- What needs to be done -
Work out how many lines hold "screenshot". Give the number and nothing else.

Data entries:
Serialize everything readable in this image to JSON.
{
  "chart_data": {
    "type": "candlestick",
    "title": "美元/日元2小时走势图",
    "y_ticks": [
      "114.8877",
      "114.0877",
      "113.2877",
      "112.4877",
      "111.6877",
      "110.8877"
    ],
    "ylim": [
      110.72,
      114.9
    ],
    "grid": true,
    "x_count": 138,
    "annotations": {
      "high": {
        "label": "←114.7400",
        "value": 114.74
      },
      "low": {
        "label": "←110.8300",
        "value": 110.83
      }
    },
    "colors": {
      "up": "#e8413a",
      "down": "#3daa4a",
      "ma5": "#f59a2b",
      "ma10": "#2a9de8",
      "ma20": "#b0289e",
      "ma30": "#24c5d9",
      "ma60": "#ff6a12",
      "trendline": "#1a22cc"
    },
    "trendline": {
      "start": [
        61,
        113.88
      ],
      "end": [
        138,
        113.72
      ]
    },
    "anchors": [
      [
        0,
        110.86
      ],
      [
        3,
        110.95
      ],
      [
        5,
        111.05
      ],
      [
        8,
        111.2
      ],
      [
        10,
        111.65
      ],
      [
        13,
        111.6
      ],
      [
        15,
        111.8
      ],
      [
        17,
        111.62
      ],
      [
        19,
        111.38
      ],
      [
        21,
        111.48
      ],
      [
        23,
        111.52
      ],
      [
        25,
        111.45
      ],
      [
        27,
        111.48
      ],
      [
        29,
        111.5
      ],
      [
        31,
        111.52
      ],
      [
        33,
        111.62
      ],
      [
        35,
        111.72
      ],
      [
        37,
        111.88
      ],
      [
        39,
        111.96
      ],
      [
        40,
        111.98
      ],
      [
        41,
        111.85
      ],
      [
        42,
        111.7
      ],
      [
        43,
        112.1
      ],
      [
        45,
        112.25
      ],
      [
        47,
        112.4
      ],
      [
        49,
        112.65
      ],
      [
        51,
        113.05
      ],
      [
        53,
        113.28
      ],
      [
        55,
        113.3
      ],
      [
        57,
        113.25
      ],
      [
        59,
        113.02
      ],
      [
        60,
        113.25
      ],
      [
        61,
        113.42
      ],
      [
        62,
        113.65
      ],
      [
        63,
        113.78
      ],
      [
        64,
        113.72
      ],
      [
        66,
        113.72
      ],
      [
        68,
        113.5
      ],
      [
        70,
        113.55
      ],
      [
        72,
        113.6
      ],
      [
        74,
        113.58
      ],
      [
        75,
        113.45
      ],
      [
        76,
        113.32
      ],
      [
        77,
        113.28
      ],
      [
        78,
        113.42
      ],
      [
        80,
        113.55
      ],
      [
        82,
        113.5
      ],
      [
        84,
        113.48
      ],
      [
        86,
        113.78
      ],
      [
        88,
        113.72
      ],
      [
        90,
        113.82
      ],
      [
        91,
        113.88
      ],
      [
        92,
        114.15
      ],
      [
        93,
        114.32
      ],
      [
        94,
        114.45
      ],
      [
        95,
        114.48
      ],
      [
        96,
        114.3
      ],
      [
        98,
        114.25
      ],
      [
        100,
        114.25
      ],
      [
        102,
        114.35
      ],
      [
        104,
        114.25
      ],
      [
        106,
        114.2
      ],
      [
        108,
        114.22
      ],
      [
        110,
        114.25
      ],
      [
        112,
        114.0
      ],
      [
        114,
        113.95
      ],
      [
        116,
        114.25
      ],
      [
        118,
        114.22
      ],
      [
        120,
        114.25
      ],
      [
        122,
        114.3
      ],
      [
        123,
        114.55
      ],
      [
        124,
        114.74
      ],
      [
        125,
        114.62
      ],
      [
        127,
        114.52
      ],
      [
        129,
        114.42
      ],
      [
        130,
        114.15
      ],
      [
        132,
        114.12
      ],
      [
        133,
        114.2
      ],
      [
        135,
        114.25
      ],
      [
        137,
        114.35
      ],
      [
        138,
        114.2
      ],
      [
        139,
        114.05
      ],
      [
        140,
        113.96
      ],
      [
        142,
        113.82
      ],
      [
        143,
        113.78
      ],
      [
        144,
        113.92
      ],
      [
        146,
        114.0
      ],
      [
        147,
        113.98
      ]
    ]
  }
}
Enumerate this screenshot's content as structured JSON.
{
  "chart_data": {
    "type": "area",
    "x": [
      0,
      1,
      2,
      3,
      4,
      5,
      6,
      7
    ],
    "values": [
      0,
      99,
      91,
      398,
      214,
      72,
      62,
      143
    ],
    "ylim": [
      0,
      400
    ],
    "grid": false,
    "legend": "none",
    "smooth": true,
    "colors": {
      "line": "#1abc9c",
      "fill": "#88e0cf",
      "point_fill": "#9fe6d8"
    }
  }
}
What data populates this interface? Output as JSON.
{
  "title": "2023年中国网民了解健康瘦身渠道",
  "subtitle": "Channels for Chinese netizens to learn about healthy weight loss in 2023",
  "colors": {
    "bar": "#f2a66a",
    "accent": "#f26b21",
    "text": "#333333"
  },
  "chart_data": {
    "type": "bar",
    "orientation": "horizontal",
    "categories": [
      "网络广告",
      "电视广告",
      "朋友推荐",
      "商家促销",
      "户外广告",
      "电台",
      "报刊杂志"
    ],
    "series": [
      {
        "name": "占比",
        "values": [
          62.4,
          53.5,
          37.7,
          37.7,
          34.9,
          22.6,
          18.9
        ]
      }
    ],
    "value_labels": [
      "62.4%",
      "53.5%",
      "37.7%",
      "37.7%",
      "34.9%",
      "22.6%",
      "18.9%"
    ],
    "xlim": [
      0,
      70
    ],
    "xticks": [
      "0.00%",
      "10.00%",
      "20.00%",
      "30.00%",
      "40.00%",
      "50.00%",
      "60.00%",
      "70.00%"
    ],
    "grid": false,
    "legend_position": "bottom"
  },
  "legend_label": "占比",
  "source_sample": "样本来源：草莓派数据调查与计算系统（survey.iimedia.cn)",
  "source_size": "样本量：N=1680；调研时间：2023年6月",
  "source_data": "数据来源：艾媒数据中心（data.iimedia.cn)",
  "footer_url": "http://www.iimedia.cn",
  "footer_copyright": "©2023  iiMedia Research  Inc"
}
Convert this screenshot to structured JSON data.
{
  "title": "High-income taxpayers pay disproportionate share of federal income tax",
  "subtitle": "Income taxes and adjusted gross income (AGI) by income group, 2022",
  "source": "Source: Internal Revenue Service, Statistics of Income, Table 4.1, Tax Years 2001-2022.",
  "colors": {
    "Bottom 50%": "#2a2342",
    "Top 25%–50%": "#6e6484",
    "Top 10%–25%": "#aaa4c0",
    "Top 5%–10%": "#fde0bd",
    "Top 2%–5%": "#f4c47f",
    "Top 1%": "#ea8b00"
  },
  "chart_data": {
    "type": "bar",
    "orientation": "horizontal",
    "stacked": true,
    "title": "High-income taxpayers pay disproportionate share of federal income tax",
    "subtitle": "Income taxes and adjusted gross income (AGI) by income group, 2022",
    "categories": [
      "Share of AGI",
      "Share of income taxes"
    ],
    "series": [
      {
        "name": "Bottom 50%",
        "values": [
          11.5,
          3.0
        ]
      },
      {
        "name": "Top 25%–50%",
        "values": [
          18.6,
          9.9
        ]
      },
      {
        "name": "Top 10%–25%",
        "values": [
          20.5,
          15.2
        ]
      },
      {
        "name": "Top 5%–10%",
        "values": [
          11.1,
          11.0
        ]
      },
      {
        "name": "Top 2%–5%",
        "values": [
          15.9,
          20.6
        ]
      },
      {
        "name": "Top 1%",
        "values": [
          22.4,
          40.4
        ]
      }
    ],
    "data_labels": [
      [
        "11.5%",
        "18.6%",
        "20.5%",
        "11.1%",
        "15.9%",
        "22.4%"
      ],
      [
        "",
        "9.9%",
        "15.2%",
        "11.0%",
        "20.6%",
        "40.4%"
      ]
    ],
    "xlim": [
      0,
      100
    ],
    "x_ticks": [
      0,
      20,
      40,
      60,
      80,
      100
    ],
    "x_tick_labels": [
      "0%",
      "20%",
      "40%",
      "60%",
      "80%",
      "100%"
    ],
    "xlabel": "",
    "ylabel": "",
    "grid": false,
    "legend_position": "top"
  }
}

- Answer -
2